__WRITTEN INSTRUCTION__
Leave out every picture, then transcribe the rest of the listing exactly.

__DATASET RECORDS__
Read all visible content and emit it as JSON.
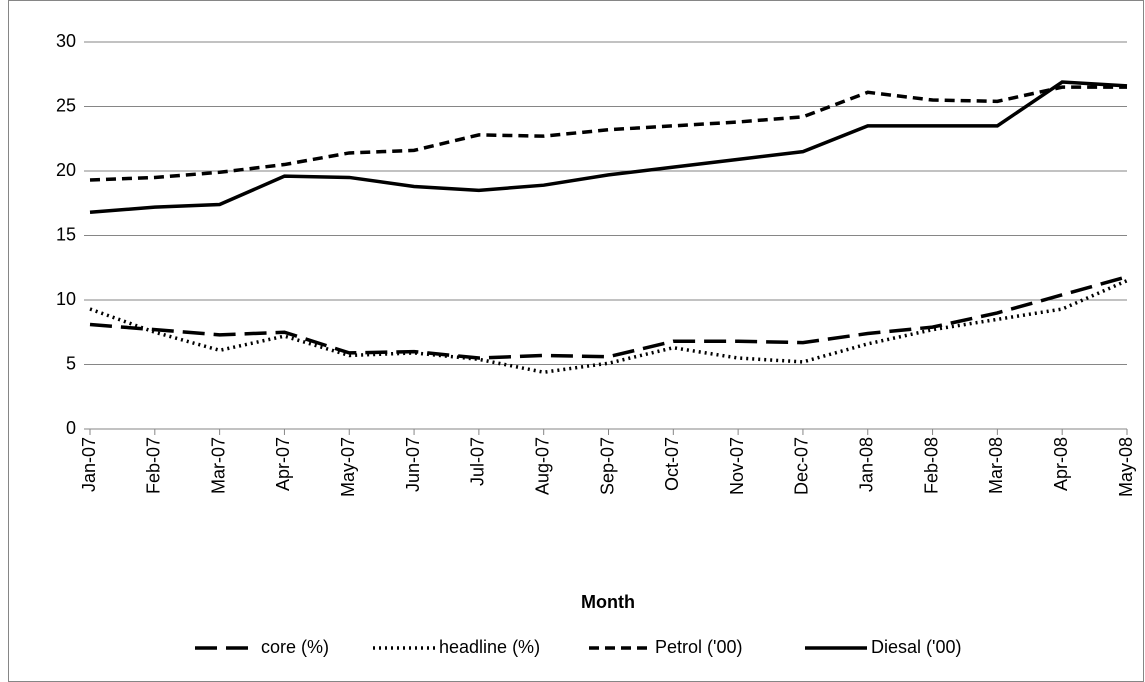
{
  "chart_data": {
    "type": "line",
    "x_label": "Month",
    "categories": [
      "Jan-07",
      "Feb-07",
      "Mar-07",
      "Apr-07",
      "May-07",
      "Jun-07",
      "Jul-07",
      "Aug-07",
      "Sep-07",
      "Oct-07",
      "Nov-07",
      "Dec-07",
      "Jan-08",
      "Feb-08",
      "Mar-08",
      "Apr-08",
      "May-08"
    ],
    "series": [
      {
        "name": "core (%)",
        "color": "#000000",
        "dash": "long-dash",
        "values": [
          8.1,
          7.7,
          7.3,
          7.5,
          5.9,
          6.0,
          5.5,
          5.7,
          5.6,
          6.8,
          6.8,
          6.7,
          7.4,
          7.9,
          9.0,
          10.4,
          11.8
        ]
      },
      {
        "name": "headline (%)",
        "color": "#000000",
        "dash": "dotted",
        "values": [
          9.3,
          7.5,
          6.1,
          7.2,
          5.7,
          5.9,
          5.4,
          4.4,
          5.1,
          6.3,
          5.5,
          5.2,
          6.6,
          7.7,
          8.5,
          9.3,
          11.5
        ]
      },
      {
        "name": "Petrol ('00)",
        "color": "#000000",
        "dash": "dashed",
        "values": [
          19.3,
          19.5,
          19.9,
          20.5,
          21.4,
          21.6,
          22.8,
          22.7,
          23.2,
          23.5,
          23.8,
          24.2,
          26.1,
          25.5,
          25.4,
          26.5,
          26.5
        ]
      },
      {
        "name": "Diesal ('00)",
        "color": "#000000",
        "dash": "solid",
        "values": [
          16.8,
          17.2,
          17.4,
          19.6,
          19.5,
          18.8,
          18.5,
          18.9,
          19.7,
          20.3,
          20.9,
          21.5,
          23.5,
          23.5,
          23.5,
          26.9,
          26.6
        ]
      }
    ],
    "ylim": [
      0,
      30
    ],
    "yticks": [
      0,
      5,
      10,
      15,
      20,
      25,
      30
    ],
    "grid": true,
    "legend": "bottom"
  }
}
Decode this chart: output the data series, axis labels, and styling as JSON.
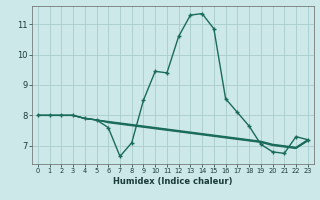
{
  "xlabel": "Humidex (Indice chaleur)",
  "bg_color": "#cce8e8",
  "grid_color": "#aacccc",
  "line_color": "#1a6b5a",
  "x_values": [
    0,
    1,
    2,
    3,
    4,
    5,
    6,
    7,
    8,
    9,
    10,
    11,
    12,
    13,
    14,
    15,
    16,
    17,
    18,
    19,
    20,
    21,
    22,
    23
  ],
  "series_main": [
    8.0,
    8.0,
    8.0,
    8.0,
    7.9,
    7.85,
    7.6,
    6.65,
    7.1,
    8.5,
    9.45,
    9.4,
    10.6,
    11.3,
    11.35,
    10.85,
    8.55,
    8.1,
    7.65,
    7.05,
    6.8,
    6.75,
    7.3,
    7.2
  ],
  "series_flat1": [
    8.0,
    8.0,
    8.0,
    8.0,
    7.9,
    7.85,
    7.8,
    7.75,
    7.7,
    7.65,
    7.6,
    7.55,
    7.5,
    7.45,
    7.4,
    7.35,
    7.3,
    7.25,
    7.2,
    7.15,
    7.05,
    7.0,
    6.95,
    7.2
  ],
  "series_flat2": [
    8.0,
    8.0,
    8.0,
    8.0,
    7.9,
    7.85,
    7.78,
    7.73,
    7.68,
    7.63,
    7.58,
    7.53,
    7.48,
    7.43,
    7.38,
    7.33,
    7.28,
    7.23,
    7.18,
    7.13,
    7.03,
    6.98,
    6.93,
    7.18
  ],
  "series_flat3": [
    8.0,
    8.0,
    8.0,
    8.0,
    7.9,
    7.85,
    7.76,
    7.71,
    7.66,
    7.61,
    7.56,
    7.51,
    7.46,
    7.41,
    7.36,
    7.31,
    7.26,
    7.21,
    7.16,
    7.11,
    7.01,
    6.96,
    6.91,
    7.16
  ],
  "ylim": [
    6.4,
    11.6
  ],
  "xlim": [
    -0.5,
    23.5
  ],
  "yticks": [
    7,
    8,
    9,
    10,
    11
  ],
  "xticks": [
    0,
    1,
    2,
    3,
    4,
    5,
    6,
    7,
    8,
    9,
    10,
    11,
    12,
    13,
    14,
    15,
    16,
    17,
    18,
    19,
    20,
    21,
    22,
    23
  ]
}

__OUTPUT__
Read all visible content and emit it as JSON.
{
  "chart_data": {
    "type": "line",
    "x_label": "Month",
    "categories": [
      "Jan-07",
      "Feb-07",
      "Mar-07",
      "Apr-07",
      "May-07",
      "Jun-07",
      "Jul-07",
      "Aug-07",
      "Sep-07",
      "Oct-07",
      "Nov-07",
      "Dec-07",
      "Jan-08",
      "Feb-08",
      "Mar-08",
      "Apr-08",
      "May-08"
    ],
    "series": [
      {
        "name": "core (%)",
        "color": "#000000",
        "dash": "long-dash",
        "values": [
          8.1,
          7.7,
          7.3,
          7.5,
          5.9,
          6.0,
          5.5,
          5.7,
          5.6,
          6.8,
          6.8,
          6.7,
          7.4,
          7.9,
          9.0,
          10.4,
          11.8
        ]
      },
      {
        "name": "headline (%)",
        "color": "#000000",
        "dash": "dotted",
        "values": [
          9.3,
          7.5,
          6.1,
          7.2,
          5.7,
          5.9,
          5.4,
          4.4,
          5.1,
          6.3,
          5.5,
          5.2,
          6.6,
          7.7,
          8.5,
          9.3,
          11.5
        ]
      },
      {
        "name": "Petrol ('00)",
        "color": "#000000",
        "dash": "dashed",
        "values": [
          19.3,
          19.5,
          19.9,
          20.5,
          21.4,
          21.6,
          22.8,
          22.7,
          23.2,
          23.5,
          23.8,
          24.2,
          26.1,
          25.5,
          25.4,
          26.5,
          26.5
        ]
      },
      {
        "name": "Diesal ('00)",
        "color": "#000000",
        "dash": "solid",
        "values": [
          16.8,
          17.2,
          17.4,
          19.6,
          19.5,
          18.8,
          18.5,
          18.9,
          19.7,
          20.3,
          20.9,
          21.5,
          23.5,
          23.5,
          23.5,
          26.9,
          26.6
        ]
      }
    ],
    "ylim": [
      0,
      30
    ],
    "yticks": [
      0,
      5,
      10,
      15,
      20,
      25,
      30
    ],
    "grid": true,
    "legend": "bottom"
  }
}
Decode this chart: output the data series, axis labels, and styling as JSON.
{
  "xlabel": "Humidex (Indice chaleur)",
  "bg_color": "#cce8e8",
  "grid_color": "#aacccc",
  "line_color": "#1a6b5a",
  "x_values": [
    0,
    1,
    2,
    3,
    4,
    5,
    6,
    7,
    8,
    9,
    10,
    11,
    12,
    13,
    14,
    15,
    16,
    17,
    18,
    19,
    20,
    21,
    22,
    23
  ],
  "series_main": [
    8.0,
    8.0,
    8.0,
    8.0,
    7.9,
    7.85,
    7.6,
    6.65,
    7.1,
    8.5,
    9.45,
    9.4,
    10.6,
    11.3,
    11.35,
    10.85,
    8.55,
    8.1,
    7.65,
    7.05,
    6.8,
    6.75,
    7.3,
    7.2
  ],
  "series_flat1": [
    8.0,
    8.0,
    8.0,
    8.0,
    7.9,
    7.85,
    7.8,
    7.75,
    7.7,
    7.65,
    7.6,
    7.55,
    7.5,
    7.45,
    7.4,
    7.35,
    7.3,
    7.25,
    7.2,
    7.15,
    7.05,
    7.0,
    6.95,
    7.2
  ],
  "series_flat2": [
    8.0,
    8.0,
    8.0,
    8.0,
    7.9,
    7.85,
    7.78,
    7.73,
    7.68,
    7.63,
    7.58,
    7.53,
    7.48,
    7.43,
    7.38,
    7.33,
    7.28,
    7.23,
    7.18,
    7.13,
    7.03,
    6.98,
    6.93,
    7.18
  ],
  "series_flat3": [
    8.0,
    8.0,
    8.0,
    8.0,
    7.9,
    7.85,
    7.76,
    7.71,
    7.66,
    7.61,
    7.56,
    7.51,
    7.46,
    7.41,
    7.36,
    7.31,
    7.26,
    7.21,
    7.16,
    7.11,
    7.01,
    6.96,
    6.91,
    7.16
  ],
  "ylim": [
    6.4,
    11.6
  ],
  "xlim": [
    -0.5,
    23.5
  ],
  "yticks": [
    7,
    8,
    9,
    10,
    11
  ],
  "xticks": [
    0,
    1,
    2,
    3,
    4,
    5,
    6,
    7,
    8,
    9,
    10,
    11,
    12,
    13,
    14,
    15,
    16,
    17,
    18,
    19,
    20,
    21,
    22,
    23
  ]
}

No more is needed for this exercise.